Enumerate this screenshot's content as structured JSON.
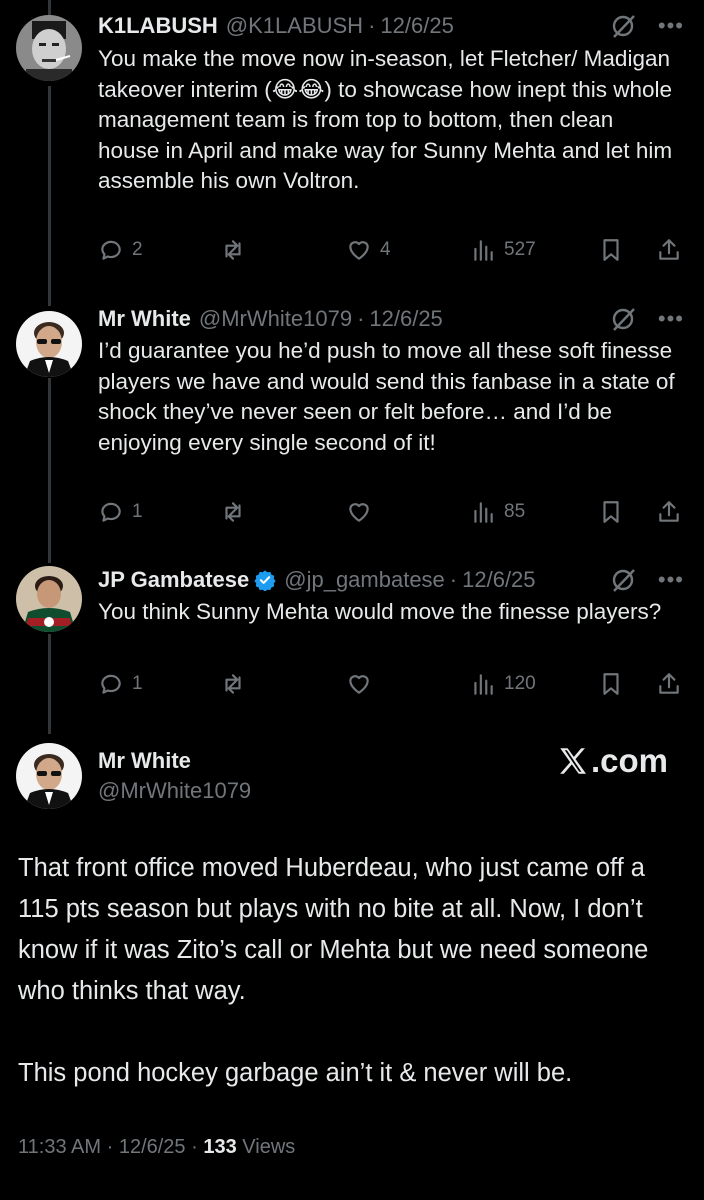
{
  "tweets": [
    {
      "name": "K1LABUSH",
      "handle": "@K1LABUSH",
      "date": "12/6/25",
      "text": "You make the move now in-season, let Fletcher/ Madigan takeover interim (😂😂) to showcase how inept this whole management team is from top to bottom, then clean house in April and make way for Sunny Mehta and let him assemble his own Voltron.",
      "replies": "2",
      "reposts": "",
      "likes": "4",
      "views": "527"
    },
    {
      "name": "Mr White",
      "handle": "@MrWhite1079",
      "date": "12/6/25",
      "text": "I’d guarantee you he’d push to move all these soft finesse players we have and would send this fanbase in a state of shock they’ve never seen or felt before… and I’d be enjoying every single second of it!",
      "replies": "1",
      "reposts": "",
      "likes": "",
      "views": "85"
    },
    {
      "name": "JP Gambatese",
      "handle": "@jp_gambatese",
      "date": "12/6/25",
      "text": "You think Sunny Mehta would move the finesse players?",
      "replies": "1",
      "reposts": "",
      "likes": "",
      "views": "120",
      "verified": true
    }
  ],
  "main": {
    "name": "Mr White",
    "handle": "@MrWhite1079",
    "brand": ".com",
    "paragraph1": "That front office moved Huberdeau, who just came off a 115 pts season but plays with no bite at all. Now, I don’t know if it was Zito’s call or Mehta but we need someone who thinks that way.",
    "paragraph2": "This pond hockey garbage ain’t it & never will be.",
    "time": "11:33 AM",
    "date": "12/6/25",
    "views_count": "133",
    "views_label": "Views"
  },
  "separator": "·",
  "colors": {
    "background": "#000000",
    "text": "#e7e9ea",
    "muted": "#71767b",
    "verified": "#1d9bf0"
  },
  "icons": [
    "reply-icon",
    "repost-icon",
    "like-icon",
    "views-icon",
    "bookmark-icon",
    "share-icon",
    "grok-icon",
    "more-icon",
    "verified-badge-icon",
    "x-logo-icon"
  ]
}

--

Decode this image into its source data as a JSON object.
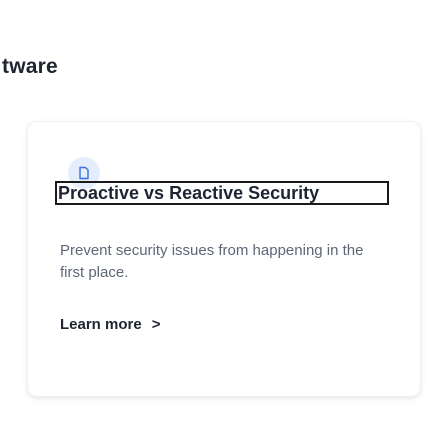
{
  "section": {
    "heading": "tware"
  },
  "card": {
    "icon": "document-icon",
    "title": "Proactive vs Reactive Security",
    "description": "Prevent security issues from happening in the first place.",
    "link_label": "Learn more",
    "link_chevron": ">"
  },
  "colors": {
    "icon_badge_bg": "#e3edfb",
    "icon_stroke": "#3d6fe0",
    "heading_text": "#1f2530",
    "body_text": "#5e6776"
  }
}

...

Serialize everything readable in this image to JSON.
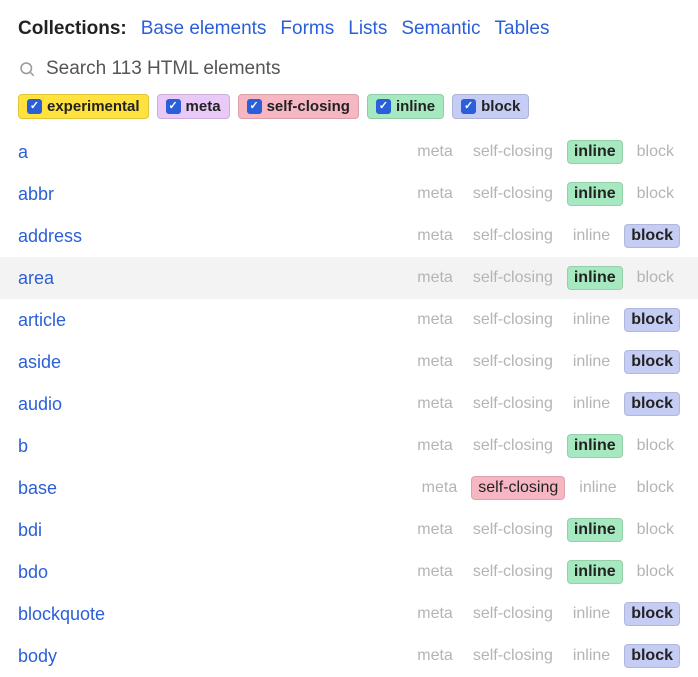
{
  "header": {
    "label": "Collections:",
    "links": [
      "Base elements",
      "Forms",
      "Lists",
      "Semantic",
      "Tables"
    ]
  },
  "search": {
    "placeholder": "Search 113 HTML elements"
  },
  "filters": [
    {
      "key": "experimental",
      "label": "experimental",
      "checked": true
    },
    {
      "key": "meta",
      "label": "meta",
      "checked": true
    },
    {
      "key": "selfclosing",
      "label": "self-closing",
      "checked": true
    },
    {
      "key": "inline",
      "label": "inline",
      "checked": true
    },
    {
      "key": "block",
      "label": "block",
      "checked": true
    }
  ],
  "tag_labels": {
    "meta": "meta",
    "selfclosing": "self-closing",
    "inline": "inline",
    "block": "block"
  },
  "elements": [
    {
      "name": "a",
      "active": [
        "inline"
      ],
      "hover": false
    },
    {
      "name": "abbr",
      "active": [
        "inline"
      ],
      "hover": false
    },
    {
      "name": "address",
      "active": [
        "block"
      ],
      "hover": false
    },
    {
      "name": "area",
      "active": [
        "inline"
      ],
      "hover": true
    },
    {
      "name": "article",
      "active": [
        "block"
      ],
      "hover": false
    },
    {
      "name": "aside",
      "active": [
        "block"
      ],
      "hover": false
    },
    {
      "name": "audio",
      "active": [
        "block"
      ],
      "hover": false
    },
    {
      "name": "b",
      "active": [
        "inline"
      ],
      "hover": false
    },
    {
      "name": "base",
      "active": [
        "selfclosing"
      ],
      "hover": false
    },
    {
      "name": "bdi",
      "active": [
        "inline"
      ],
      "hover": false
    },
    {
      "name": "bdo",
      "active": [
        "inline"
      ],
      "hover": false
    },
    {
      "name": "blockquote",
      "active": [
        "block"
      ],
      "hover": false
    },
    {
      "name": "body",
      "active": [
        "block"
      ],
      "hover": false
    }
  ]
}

→ Your instructions:
Find how many lines of the listing include the string "verified" and give that number, nothing else.

→ In response:
3